▶ _WHAT THIS TASK INVOLVES_
Write out each line of the material again, word for word.

▶ _GIVEN ENTRIES_
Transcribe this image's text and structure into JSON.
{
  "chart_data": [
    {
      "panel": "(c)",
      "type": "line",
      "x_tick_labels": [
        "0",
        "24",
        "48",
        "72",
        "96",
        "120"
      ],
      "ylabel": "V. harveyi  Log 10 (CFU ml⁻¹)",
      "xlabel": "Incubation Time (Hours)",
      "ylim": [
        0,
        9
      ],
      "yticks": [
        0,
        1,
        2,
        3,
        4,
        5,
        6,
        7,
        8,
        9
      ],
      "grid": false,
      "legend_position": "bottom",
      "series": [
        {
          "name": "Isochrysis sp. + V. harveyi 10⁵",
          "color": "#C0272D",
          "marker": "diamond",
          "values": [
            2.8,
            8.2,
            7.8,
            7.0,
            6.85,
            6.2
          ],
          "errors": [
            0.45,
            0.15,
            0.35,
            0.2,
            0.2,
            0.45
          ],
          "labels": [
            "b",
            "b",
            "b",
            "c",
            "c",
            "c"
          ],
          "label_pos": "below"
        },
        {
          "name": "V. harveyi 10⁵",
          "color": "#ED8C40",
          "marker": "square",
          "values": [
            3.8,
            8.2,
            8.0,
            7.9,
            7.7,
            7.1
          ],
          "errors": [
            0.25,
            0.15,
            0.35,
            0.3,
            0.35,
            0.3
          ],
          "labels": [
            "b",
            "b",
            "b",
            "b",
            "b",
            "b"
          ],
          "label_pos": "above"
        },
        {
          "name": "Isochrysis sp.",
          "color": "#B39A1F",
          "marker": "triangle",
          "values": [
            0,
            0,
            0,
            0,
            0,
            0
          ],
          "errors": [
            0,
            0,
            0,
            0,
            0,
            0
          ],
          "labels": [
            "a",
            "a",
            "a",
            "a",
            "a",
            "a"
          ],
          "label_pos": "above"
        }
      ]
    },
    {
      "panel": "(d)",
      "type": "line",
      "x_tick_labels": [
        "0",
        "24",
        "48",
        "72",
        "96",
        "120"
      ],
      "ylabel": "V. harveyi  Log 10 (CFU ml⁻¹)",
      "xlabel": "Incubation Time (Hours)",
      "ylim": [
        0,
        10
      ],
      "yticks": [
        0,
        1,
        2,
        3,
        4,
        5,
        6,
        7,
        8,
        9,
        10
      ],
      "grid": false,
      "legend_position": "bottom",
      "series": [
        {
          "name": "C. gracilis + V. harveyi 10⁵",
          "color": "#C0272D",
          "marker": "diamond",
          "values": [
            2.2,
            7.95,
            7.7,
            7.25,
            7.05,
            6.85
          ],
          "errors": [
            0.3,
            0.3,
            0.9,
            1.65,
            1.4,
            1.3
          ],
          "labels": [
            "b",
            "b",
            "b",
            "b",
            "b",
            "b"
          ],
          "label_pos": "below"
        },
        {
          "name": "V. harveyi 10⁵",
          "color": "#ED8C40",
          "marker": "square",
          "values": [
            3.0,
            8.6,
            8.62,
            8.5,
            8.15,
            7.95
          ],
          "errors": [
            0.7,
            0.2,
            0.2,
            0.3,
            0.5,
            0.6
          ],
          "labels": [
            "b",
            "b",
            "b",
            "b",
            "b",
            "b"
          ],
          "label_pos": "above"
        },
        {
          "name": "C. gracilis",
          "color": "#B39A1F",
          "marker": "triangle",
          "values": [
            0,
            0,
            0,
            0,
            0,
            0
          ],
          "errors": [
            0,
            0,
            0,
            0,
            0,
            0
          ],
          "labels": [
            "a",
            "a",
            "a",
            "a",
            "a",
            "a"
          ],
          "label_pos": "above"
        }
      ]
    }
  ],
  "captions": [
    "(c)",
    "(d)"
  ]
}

▶ _EXERCISE RESPONSE_
Transcribe this image's text and structure into JSON.
{
  "chart_data": [
    {
      "panel": "(c)",
      "type": "line",
      "x_tick_labels": [
        "0",
        "24",
        "48",
        "72",
        "96",
        "120"
      ],
      "ylabel": "V. harveyi  Log 10 (CFU ml⁻¹)",
      "xlabel": "Incubation Time (Hours)",
      "ylim": [
        0,
        9
      ],
      "yticks": [
        0,
        1,
        2,
        3,
        4,
        5,
        6,
        7,
        8,
        9
      ],
      "grid": false,
      "legend_position": "bottom",
      "series": [
        {
          "name": "Isochrysis sp. + V. harveyi 10⁵",
          "color": "#C0272D",
          "marker": "diamond",
          "values": [
            2.8,
            8.2,
            7.8,
            7.0,
            6.85,
            6.2
          ],
          "errors": [
            0.45,
            0.15,
            0.35,
            0.2,
            0.2,
            0.45
          ],
          "labels": [
            "b",
            "b",
            "b",
            "c",
            "c",
            "c"
          ],
          "label_pos": "below"
        },
        {
          "name": "V. harveyi 10⁵",
          "color": "#ED8C40",
          "marker": "square",
          "values": [
            3.8,
            8.2,
            8.0,
            7.9,
            7.7,
            7.1
          ],
          "errors": [
            0.25,
            0.15,
            0.35,
            0.3,
            0.35,
            0.3
          ],
          "labels": [
            "b",
            "b",
            "b",
            "b",
            "b",
            "b"
          ],
          "label_pos": "above"
        },
        {
          "name": "Isochrysis sp.",
          "color": "#B39A1F",
          "marker": "triangle",
          "values": [
            0,
            0,
            0,
            0,
            0,
            0
          ],
          "errors": [
            0,
            0,
            0,
            0,
            0,
            0
          ],
          "labels": [
            "a",
            "a",
            "a",
            "a",
            "a",
            "a"
          ],
          "label_pos": "above"
        }
      ]
    },
    {
      "panel": "(d)",
      "type": "line",
      "x_tick_labels": [
        "0",
        "24",
        "48",
        "72",
        "96",
        "120"
      ],
      "ylabel": "V. harveyi  Log 10 (CFU ml⁻¹)",
      "xlabel": "Incubation Time (Hours)",
      "ylim": [
        0,
        10
      ],
      "yticks": [
        0,
        1,
        2,
        3,
        4,
        5,
        6,
        7,
        8,
        9,
        10
      ],
      "grid": false,
      "legend_position": "bottom",
      "series": [
        {
          "name": "C. gracilis + V. harveyi 10⁵",
          "color": "#C0272D",
          "marker": "diamond",
          "values": [
            2.2,
            7.95,
            7.7,
            7.25,
            7.05,
            6.85
          ],
          "errors": [
            0.3,
            0.3,
            0.9,
            1.65,
            1.4,
            1.3
          ],
          "labels": [
            "b",
            "b",
            "b",
            "b",
            "b",
            "b"
          ],
          "label_pos": "below"
        },
        {
          "name": "V. harveyi 10⁵",
          "color": "#ED8C40",
          "marker": "square",
          "values": [
            3.0,
            8.6,
            8.62,
            8.5,
            8.15,
            7.95
          ],
          "errors": [
            0.7,
            0.2,
            0.2,
            0.3,
            0.5,
            0.6
          ],
          "labels": [
            "b",
            "b",
            "b",
            "b",
            "b",
            "b"
          ],
          "label_pos": "above"
        },
        {
          "name": "C. gracilis",
          "color": "#B39A1F",
          "marker": "triangle",
          "values": [
            0,
            0,
            0,
            0,
            0,
            0
          ],
          "errors": [
            0,
            0,
            0,
            0,
            0,
            0
          ],
          "labels": [
            "a",
            "a",
            "a",
            "a",
            "a",
            "a"
          ],
          "label_pos": "above"
        }
      ]
    }
  ],
  "captions": [
    "(c)",
    "(d)"
  ]
}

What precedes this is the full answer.